- [阅读文本]
|---|

我们可以测试getPredictions函数

In [20]:
summaries = {'A':[(1, 0.5)], 'B':[(20, 5.0)]}
testset = [[1.1, '?'], [19.1, '?']]
predictions = get_predictions(summaries, testset)
print (('Predictions: {0}').format(predictions))

Predictions: ['A', 'B']


### 5.计算模型的准确率

In [21]:
def get_accuracy(testset, predictions):
    correct = 0
    for x in range(len(testset)):
        if testset[x][-1] == predictions[x]:
            correct += 1
    return (correct/float(len(testset))) * 100.0

我们可以测试getAccuracy函数通过样例数据

In [22]:
testset = [[1,1,1,'a'], [2,2,2,'a'], [3,3,3,'b']]
predictions = ['a', 'a', 'a']
accuracy = get_accuracy(testset, predictions)
print (('Accuracy: {0}').format(accuracy))

Accuracy: 66.66666666666666


朴素贝叶斯算法完整代码如下所示

In [23]:
import csv
import random
import math

def load_csv(filename):
    with open(filename) as csvfile:
        lines = csv.reader(csvfile)
        dataset = list(lines)
        for i in range(len(dataset)):
            dataset[i] = [float(x) for x in dataset[i]]
    return dataset

def split_dataset(dataset, ratio):
    trainsize = int(len(dataset) * ratio)
    trainset = []
    copy = list(dataset)

|---|

提取的记录

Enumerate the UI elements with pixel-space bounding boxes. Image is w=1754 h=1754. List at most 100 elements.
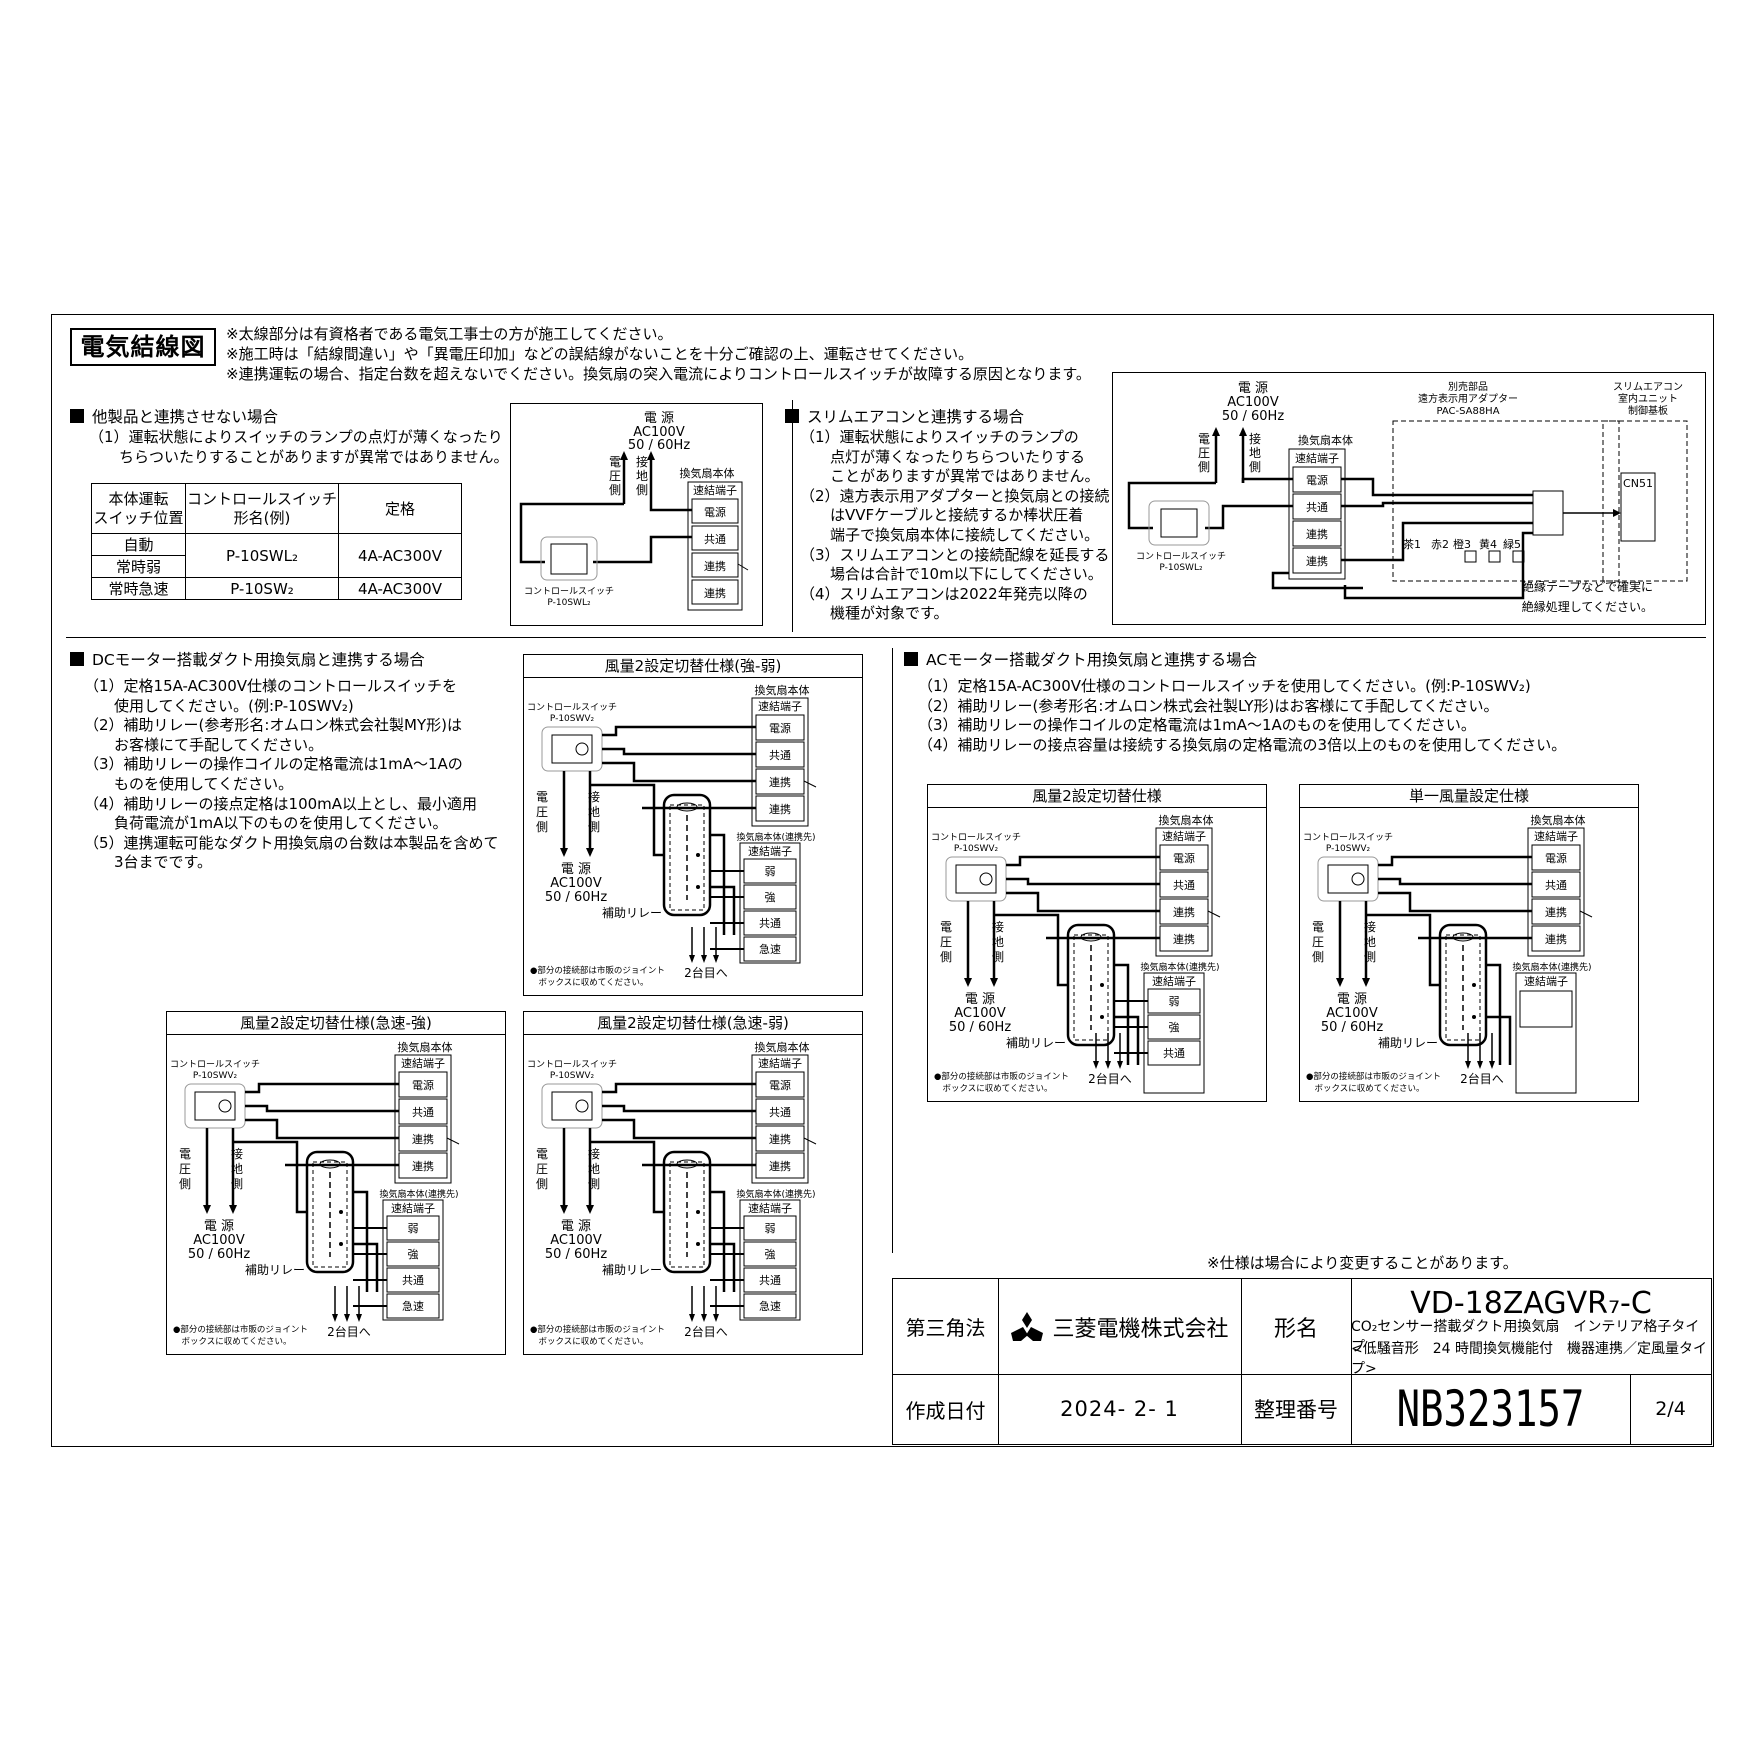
note-3: ※連携運転の場合、指定台数を超えないでください。換気扇の突入電流によりコントロー… [226, 365, 1091, 383]
label-terminal: 速結端子 [391, 1201, 435, 1215]
switch-spec-table: 本体運転 スイッチ位置 コントロールスイッチ 形名(例) 定格 自動 P-10S… [91, 483, 462, 600]
label-ground: 接 [1249, 431, 1261, 446]
label-voltage: 圧 [536, 805, 548, 819]
bullet-square-icon [785, 409, 799, 423]
document-number: NB323157 [1396, 1380, 1585, 1438]
label-switch-model: P-10SWV₂ [550, 714, 595, 724]
company-name: 三菱電機株式会社 [1052, 1316, 1229, 1342]
section-header-text: 他製品と連携させない場合 [92, 408, 279, 426]
label-ac: AC100V [550, 1233, 602, 1248]
divider-right [892, 648, 893, 1253]
terminal-common: 共通 [769, 749, 791, 762]
projection-label: 第三角法 [905, 1316, 986, 1340]
label-switch: コントロールスイッチ [524, 586, 614, 597]
label-switch: コントロールスイッチ [527, 1059, 617, 1070]
diagram-dc-rapid-strong: 風量2設定切替仕様(急速-強)換気扇本体速結端子電源共通連携連携コントロールスイ… [166, 1011, 506, 1355]
label-switch: コントロールスイッチ [931, 832, 1021, 843]
diagram-title: 単一風量設定仕様 [1300, 785, 1638, 808]
terminal-link: 連携 [1173, 932, 1195, 946]
diagram-dc-rapid-weak: 風量2設定切替仕様(急速-弱)換気扇本体速結端子電源共通連携連携コントロールスイ… [523, 1011, 863, 1355]
terminal-link: 連携 [769, 775, 791, 789]
diagram-standalone: 電 源 AC100V 50 / 60Hz 電 圧 側 接 地 側 換気扇本体 速… [510, 403, 763, 626]
label-voltage: 圧 [179, 1162, 191, 1176]
label-switch: コントロールスイッチ [1303, 832, 1393, 843]
label-voltage: 側 [940, 950, 952, 964]
mitsubishi-logo-icon [1011, 1311, 1044, 1341]
label-joint-note: ●部分の接続部は市販のジョイント [530, 1324, 665, 1335]
diagram-title: 風量2設定切替仕様(急速-強) [167, 1012, 505, 1035]
terminal-link: 連携 [1306, 554, 1328, 568]
drawing-frame [51, 314, 1714, 1447]
section-header-text: ACモーター搭載ダクト用換気扇と連携する場合 [926, 651, 1258, 669]
label-voltage: 電 [1198, 432, 1210, 446]
wire-green: 緑5 [1503, 537, 1521, 551]
label-adapter-3: PAC-SA88HA [1436, 406, 1499, 417]
label-power: 電 源 [965, 992, 995, 1007]
terminal-link: 連携 [769, 802, 791, 816]
terminal-link: 連携 [1545, 932, 1567, 946]
label-power: 電 源 [561, 1219, 591, 1234]
label-fan-body: 換気扇本体 [1531, 813, 1586, 827]
label-relay: 補助リレー [602, 1263, 662, 1277]
terminal-link: 連携 [769, 1159, 791, 1173]
table-cell: 4A-AC300V [338, 577, 462, 600]
terminal-power: 電源 [704, 505, 726, 519]
terminal-power: 電源 [1306, 473, 1328, 487]
bullet-square-icon [70, 652, 84, 666]
label-to-second-unit: 2台目へ [684, 1324, 728, 1339]
table-cell: 自動 [91, 533, 186, 556]
number-label: 整理番号 [1254, 1398, 1338, 1422]
label-aircon-1: スリムエアコン [1613, 381, 1683, 393]
label-voltage: 側 [1198, 460, 1210, 474]
label-relay: 補助リレー [602, 906, 662, 920]
model-number: VD-18ZAGVR₇-C [1410, 1285, 1652, 1321]
terminal-link: 連携 [704, 559, 726, 573]
spec-change-note: ※仕様は場合により変更することがあります。 [1207, 1254, 1518, 1272]
terminal-link: 連携 [412, 1159, 434, 1173]
terminal-rapid: 急速 [402, 1299, 424, 1313]
label-ac: AC100V [193, 1233, 245, 1248]
bullet-square-icon [904, 652, 918, 666]
label-fan-linked: 換気扇本体(連携先) [736, 831, 815, 843]
label-joint-note: ●部分の接続部は市販のジョイント [173, 1324, 308, 1335]
label-hz: 50 / 60Hz [188, 1247, 251, 1262]
label-voltage: 側 [536, 1177, 548, 1191]
label-ac: AC100V [1326, 1006, 1378, 1021]
label-relay: 補助リレー [1378, 1036, 1438, 1050]
section-header-aircon: スリムエアコンと連携する場合 [785, 405, 1024, 427]
section-body-standalone: （1）運転状態によりスイッチのランプの点灯が薄くなったり ちらついたりすることが… [89, 428, 509, 466]
divider-mid [66, 637, 1706, 638]
table-header: 定格 [338, 483, 462, 534]
label-terminal: 速結端子 [1152, 974, 1196, 988]
label-ac: AC100V [954, 1006, 1006, 1021]
diagram-dc-strong-weak: 風量2設定切替仕様(強-弱)換気扇本体速結端子電源共通連携連携コントロールスイッ… [523, 654, 863, 996]
section-header-ac: ACモーター搭載ダクト用換気扇と連携する場合 [904, 648, 1257, 670]
terminal-common: 共通 [704, 533, 726, 546]
label-voltage: 圧 [940, 935, 952, 949]
diagram-aircon: 電 源 AC100V 50 / 60Hz 電圧側 接地側 換気扇本体 速結端子 … [1112, 372, 1706, 625]
label-switch-model: P-10SWL₂ [1159, 563, 1203, 573]
label-terminal: 速結端子 [748, 1201, 792, 1215]
terminal-weak: 弱 [765, 865, 776, 878]
label-hz: 50 / 60Hz [628, 438, 691, 453]
label-voltage: 圧 [1198, 446, 1210, 460]
label-voltage: 電 [1312, 920, 1324, 934]
label-adapter-2: 遠方表示用アダプター [1418, 392, 1518, 405]
label-terminal: 速結端子 [758, 1056, 802, 1070]
terminal-weak: 弱 [765, 1222, 776, 1235]
terminal-common: 共通 [1545, 879, 1567, 892]
label-voltage: 電 [609, 455, 621, 469]
label-joint-note: ボックスに収めてください。 [173, 1336, 292, 1347]
label-terminal: 速結端子 [1524, 974, 1568, 988]
label-ac: AC100V [633, 425, 685, 440]
label-hz: 50 / 60Hz [545, 890, 608, 905]
label-ac: AC100V [550, 876, 602, 891]
terminal-link: 連携 [1545, 905, 1567, 919]
terminal-link: 連携 [1306, 527, 1328, 541]
label-terminal: 速結端子 [401, 1056, 445, 1070]
section-header-text: スリムエアコンと連携する場合 [807, 408, 1025, 426]
page-number: 2/4 [1655, 1398, 1686, 1420]
label-joint-note: ●部分の接続部は市販のジョイント [1306, 1071, 1441, 1082]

|---|

- [练习内容]
A – 请把朴素贝叶斯算法那段文字从“Accuracy: 66.66666666666666”开始、一直到“dataset = list(lines)”为止的部分原样重新写出来。
B – 请从朴素贝叶斯算法那段文字停下的地方接着往下写。
这些记录在这里不起任何作用。

- [参考答案]
A –
Accuracy: 66.66666666666666


朴素贝叶斯算法完整代码如下所示

In [23]:
import csv
import random
import math

def load_csv(filename):
    with open(filename) as csvfile:
        lines = csv.reader(csvfile)
        dataset = list(lines)

B –
    while len(trainset) < trainsize:
        index = random.randrange(len(copy))
        trainset.append(copy.pop(index))
    return [trainset, copy]

def separate_by_class(dataset):
    separated = {}
    for i in range(len(dataset)):
        vector = dataset[i]
        if (vector[-1] not in separated):
            separated[vector[-1]] = []
        separated[vector[-1]].append(vector)
    return separated

def mean(numbers):
    return sum(numbers)/float(len(numbers))

def stdev(numbers):
    avg = mean(numbers)
    variance = sum([pow(x-avg ,2) for x in numbers])/float(len(numbers)-1)
    return math.sqrt(variance)

def summarize(dataset):
    summaries = [(mean(attribute), stdev(attribute)) for attribute in zip(*dataset)]
    del summaries[-1]
    return summaries

def summarize_by_class(dataset):
    separated = separate_by_class(dataset)
    summaries = {}
    for classValue, instances in separated.items():
        summaries[classValue] = summarize(instances)
    return summaries

def calculate_probability(x, mean, stdev):
    exponent = math.exp(-(math.pow(x-mean,2)/(2*math.pow(stdev,2))))
    return (1 / (math.sqrt(2*math.pi) * stdev)) * exponent

def calculate_class_probabilities(summaries, inputVector):
    probabilities = {}
    for classValue, classSummaries in summaries.items():
        probabilities[classValue] = 1
        for i in range(len(classSummaries)):
            mean, stdev = classSummaries[i]
            x = inputVector[i]
            probabilities[classValue] *= calculate_probability(x, mean, stdev)
    return probabilities

def predict(summaries, inputVector):
    probabilities = calculate_class_probabilities(summaries, inputVector)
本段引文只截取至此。